TASK TO CARRY OUT: Count how many lines have the word "металлического" in them. Reply with that number by itself.

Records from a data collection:
****************************************
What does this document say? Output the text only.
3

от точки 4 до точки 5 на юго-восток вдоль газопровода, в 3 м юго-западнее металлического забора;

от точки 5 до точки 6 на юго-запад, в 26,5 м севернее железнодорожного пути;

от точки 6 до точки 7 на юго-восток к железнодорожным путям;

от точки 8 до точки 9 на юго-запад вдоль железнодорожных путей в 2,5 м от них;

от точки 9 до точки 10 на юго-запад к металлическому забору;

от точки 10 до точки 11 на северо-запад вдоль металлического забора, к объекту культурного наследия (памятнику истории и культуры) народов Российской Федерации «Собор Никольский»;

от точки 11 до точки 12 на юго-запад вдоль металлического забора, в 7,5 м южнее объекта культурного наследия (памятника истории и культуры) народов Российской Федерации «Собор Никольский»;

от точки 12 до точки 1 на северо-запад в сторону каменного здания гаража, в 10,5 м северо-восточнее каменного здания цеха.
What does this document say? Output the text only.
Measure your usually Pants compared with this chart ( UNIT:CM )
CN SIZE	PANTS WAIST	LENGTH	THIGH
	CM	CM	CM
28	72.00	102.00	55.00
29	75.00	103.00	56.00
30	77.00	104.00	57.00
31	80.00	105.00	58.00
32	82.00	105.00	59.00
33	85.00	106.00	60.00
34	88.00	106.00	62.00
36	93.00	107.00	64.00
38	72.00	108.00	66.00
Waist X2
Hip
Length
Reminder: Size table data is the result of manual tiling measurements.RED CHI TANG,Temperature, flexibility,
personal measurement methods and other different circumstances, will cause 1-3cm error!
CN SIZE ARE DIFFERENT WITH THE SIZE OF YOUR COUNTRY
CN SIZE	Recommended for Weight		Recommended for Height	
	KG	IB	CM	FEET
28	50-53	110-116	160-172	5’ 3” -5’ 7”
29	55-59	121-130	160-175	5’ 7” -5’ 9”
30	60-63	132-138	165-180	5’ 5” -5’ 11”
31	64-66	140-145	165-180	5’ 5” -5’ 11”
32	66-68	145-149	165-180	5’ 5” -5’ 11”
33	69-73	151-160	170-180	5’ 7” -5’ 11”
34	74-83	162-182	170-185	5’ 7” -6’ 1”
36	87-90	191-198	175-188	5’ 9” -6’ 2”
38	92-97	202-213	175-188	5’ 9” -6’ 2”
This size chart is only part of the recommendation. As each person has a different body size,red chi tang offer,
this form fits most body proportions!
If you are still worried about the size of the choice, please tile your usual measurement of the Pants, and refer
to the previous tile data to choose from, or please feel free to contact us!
****************************************
EXERCISE RESPONSE: 3